TASK STATEMENT ->
Repeat the entire listing exactly.

INFORMATION SHOWN ->
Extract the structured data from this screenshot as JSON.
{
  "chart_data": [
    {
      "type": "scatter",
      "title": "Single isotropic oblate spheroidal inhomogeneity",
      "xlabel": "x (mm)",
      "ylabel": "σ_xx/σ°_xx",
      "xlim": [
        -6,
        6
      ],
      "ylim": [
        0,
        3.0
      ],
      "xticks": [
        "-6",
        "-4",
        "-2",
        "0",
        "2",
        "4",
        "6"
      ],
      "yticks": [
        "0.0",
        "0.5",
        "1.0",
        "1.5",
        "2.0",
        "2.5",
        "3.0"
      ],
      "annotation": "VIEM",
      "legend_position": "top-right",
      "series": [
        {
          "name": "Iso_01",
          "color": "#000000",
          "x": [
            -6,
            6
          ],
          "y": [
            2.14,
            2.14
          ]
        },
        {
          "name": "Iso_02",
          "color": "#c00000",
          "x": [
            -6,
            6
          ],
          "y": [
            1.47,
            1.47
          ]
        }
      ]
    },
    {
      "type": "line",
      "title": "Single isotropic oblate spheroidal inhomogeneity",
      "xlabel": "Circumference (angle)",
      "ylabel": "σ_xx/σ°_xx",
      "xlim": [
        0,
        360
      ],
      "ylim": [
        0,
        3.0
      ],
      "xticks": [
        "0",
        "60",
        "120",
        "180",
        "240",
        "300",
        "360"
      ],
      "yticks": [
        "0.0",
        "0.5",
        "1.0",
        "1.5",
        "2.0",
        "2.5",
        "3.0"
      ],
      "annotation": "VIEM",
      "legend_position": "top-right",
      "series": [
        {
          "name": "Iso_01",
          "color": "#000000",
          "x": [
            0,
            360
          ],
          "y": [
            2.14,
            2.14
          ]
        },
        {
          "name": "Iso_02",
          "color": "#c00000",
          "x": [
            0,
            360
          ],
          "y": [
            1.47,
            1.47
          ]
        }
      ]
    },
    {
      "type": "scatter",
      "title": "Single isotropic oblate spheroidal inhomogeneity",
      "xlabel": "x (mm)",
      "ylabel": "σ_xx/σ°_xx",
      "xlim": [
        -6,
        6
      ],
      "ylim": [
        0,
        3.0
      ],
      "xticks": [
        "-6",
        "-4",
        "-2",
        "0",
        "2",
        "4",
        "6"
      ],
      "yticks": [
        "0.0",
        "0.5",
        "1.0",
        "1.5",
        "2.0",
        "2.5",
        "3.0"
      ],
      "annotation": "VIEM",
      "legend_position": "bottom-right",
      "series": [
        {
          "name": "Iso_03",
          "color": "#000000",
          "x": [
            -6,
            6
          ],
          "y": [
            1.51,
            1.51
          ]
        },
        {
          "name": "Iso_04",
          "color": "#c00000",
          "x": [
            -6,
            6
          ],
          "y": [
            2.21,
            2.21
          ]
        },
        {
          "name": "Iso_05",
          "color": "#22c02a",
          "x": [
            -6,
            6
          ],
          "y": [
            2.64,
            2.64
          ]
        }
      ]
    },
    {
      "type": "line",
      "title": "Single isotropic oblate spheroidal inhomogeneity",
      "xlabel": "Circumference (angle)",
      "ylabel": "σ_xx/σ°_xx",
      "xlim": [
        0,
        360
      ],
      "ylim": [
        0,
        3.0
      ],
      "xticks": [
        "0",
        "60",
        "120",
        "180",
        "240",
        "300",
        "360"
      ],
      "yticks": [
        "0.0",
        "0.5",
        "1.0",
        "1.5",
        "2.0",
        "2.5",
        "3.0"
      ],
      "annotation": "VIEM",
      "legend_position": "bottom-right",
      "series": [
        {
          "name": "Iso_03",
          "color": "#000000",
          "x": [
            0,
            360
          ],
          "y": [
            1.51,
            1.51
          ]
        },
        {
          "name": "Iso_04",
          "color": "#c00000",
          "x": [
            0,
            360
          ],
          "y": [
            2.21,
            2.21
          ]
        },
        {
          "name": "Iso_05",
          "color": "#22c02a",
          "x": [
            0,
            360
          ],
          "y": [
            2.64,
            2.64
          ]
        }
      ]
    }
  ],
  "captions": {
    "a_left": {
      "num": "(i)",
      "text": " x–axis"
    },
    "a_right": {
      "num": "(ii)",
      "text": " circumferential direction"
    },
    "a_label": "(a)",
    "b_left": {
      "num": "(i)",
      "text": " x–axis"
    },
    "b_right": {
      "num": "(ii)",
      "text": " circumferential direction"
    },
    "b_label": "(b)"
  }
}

EXERCISE SOLUTION ->
Extract the structured data from this screenshot as JSON.
{
  "chart_data": [
    {
      "type": "scatter",
      "title": "Single isotropic oblate spheroidal inhomogeneity",
      "xlabel": "x (mm)",
      "ylabel": "σ_xx/σ°_xx",
      "xlim": [
        -6,
        6
      ],
      "ylim": [
        0,
        3.0
      ],
      "xticks": [
        "-6",
        "-4",
        "-2",
        "0",
        "2",
        "4",
        "6"
      ],
      "yticks": [
        "0.0",
        "0.5",
        "1.0",
        "1.5",
        "2.0",
        "2.5",
        "3.0"
      ],
      "annotation": "VIEM",
      "legend_position": "top-right",
      "series": [
        {
          "name": "Iso_01",
          "color": "#000000",
          "x": [
            -6,
            6
          ],
          "y": [
            2.14,
            2.14
          ]
        },
        {
          "name": "Iso_02",
          "color": "#c00000",
          "x": [
            -6,
            6
          ],
          "y": [
            1.47,
            1.47
          ]
        }
      ]
    },
    {
      "type": "line",
      "title": "Single isotropic oblate spheroidal inhomogeneity",
      "xlabel": "Circumference (angle)",
      "ylabel": "σ_xx/σ°_xx",
      "xlim": [
        0,
        360
      ],
      "ylim": [
        0,
        3.0
      ],
      "xticks": [
        "0",
        "60",
        "120",
        "180",
        "240",
        "300",
        "360"
      ],
      "yticks": [
        "0.0",
        "0.5",
        "1.0",
        "1.5",
        "2.0",
        "2.5",
        "3.0"
      ],
      "annotation": "VIEM",
      "legend_position": "top-right",
      "series": [
        {
          "name": "Iso_01",
          "color": "#000000",
          "x": [
            0,
            360
          ],
          "y": [
            2.14,
            2.14
          ]
        },
        {
          "name": "Iso_02",
          "color": "#c00000",
          "x": [
            0,
            360
          ],
          "y": [
            1.47,
            1.47
          ]
        }
      ]
    },
    {
      "type": "scatter",
      "title": "Single isotropic oblate spheroidal inhomogeneity",
      "xlabel": "x (mm)",
      "ylabel": "σ_xx/σ°_xx",
      "xlim": [
        -6,
        6
      ],
      "ylim": [
        0,
        3.0
      ],
      "xticks": [
        "-6",
        "-4",
        "-2",
        "0",
        "2",
        "4",
        "6"
      ],
      "yticks": [
        "0.0",
        "0.5",
        "1.0",
        "1.5",
        "2.0",
        "2.5",
        "3.0"
      ],
      "annotation": "VIEM",
      "legend_position": "bottom-right",
      "series": [
        {
          "name": "Iso_03",
          "color": "#000000",
          "x": [
            -6,
            6
          ],
          "y": [
            1.51,
            1.51
          ]
        },
        {
          "name": "Iso_04",
          "color": "#c00000",
          "x": [
            -6,
            6
          ],
          "y": [
            2.21,
            2.21
          ]
        },
        {
          "name": "Iso_05",
          "color": "#22c02a",
          "x": [
            -6,
            6
          ],
          "y": [
            2.64,
            2.64
          ]
        }
      ]
    },
    {
      "type": "line",
      "title": "Single isotropic oblate spheroidal inhomogeneity",
      "xlabel": "Circumference (angle)",
      "ylabel": "σ_xx/σ°_xx",
      "xlim": [
        0,
        360
      ],
      "ylim": [
        0,
        3.0
      ],
      "xticks": [
        "0",
        "60",
        "120",
        "180",
        "240",
        "300",
        "360"
      ],
      "yticks": [
        "0.0",
        "0.5",
        "1.0",
        "1.5",
        "2.0",
        "2.5",
        "3.0"
      ],
      "annotation": "VIEM",
      "legend_position": "bottom-right",
      "series": [
        {
          "name": "Iso_03",
          "color": "#000000",
          "x": [
            0,
            360
          ],
          "y": [
            1.51,
            1.51
          ]
        },
        {
          "name": "Iso_04",
          "color": "#c00000",
          "x": [
            0,
            360
          ],
          "y": [
            2.21,
            2.21
          ]
        },
        {
          "name": "Iso_05",
          "color": "#22c02a",
          "x": [
            0,
            360
          ],
          "y": [
            2.64,
            2.64
          ]
        }
      ]
    }
  ],
  "captions": {
    "a_left": {
      "num": "(i)",
      "text": " x–axis"
    },
    "a_right": {
      "num": "(ii)",
      "text": " circumferential direction"
    },
    "a_label": "(a)",
    "b_left": {
      "num": "(i)",
      "text": " x–axis"
    },
    "b_right": {
      "num": "(ii)",
      "text": " circumferential direction"
    },
    "b_label": "(b)"
  }
}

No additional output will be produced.